*Description of the task*
Tally up the lines that include "rank" and state that number by itself.

*Records to use*
------------------------------------------------------------------------

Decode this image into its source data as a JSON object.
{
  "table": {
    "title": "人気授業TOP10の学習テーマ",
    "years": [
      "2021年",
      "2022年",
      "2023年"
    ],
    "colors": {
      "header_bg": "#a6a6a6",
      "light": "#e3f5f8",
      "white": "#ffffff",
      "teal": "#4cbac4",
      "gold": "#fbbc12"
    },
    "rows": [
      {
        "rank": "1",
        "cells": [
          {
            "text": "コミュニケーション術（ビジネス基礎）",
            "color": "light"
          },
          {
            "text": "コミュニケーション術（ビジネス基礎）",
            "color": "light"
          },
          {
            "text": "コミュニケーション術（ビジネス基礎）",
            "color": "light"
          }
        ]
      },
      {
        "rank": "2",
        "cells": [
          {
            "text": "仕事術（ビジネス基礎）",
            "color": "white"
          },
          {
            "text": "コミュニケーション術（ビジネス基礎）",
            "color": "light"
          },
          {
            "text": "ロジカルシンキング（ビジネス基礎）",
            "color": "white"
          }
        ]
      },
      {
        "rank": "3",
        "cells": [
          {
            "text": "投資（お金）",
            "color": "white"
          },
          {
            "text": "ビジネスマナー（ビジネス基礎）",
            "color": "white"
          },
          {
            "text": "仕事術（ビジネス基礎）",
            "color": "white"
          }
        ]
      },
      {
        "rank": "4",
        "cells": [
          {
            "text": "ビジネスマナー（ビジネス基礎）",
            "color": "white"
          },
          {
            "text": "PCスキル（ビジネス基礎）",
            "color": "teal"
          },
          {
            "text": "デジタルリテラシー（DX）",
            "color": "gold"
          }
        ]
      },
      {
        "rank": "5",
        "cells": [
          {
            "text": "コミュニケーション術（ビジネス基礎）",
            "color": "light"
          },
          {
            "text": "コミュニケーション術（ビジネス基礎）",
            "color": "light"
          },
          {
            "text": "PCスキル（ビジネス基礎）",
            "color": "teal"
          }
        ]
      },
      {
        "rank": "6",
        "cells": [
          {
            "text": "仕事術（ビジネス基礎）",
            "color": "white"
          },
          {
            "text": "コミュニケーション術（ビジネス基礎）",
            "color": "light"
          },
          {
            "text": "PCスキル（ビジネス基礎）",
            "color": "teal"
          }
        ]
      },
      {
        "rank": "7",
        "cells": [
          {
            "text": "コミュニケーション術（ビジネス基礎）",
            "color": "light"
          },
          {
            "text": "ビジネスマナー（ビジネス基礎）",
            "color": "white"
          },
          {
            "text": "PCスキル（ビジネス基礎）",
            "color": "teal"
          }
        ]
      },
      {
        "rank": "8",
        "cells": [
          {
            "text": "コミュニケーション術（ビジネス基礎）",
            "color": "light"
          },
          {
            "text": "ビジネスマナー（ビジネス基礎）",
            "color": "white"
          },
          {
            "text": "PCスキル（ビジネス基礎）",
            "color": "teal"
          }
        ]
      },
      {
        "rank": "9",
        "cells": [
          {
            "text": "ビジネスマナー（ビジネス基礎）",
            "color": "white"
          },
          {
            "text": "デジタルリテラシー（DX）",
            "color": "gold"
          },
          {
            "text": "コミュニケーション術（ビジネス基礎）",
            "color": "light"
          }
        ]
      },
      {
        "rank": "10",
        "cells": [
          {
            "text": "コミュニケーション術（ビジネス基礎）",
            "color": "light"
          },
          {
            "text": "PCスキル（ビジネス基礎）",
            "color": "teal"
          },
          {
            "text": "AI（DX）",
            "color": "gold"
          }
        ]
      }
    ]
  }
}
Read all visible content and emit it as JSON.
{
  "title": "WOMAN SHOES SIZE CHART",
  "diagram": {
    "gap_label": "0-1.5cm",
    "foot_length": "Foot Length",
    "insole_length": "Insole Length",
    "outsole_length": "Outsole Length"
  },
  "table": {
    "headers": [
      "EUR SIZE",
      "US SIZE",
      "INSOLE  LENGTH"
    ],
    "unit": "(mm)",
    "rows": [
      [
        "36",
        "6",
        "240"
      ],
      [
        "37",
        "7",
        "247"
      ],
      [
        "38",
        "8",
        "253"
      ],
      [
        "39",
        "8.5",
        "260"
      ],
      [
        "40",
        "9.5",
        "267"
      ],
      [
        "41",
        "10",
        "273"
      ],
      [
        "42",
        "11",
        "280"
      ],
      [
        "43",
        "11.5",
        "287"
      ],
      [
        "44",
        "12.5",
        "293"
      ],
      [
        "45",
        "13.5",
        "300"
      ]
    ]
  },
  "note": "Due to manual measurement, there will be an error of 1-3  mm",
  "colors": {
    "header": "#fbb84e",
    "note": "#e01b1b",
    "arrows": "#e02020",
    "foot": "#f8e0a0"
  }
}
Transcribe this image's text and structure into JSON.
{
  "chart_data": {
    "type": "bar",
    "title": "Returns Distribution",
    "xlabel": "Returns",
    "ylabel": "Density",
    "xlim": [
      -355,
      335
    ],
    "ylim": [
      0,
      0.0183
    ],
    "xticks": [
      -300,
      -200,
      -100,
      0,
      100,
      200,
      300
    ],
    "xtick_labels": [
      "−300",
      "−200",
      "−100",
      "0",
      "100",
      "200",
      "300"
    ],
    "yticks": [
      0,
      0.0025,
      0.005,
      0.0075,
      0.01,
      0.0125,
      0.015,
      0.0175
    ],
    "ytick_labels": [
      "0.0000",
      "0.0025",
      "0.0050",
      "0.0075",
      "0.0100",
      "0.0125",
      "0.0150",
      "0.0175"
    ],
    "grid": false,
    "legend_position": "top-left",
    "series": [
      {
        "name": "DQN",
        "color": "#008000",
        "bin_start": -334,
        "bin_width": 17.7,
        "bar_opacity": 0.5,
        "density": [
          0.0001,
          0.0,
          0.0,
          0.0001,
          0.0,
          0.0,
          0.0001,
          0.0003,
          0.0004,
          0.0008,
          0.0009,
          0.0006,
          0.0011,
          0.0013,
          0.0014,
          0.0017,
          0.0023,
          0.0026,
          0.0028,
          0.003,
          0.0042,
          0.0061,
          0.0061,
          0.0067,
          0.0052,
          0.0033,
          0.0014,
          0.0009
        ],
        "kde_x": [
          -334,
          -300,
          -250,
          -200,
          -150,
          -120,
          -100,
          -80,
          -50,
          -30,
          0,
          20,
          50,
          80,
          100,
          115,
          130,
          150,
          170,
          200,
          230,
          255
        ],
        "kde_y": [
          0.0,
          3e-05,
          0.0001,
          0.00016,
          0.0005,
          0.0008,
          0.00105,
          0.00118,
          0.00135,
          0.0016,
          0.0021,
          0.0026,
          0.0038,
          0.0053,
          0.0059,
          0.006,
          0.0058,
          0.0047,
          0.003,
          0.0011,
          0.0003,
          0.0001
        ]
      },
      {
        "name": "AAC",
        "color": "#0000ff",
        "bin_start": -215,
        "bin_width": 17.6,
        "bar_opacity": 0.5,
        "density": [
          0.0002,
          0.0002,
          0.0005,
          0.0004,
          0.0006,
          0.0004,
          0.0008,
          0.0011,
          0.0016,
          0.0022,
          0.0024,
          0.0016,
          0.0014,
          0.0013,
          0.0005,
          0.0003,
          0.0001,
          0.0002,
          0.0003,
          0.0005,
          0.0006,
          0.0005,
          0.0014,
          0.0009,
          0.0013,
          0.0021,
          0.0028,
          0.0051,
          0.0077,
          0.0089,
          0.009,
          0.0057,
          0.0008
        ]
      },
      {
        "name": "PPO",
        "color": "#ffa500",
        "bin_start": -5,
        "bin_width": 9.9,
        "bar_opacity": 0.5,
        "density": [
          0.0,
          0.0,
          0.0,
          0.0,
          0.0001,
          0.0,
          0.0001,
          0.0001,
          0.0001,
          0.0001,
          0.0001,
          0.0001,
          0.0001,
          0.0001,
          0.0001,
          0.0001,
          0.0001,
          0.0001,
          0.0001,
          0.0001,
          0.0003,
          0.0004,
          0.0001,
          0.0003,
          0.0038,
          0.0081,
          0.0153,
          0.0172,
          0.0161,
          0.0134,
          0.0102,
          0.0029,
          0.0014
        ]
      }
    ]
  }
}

------------------------------------------------------------------------

*Result of this task*
10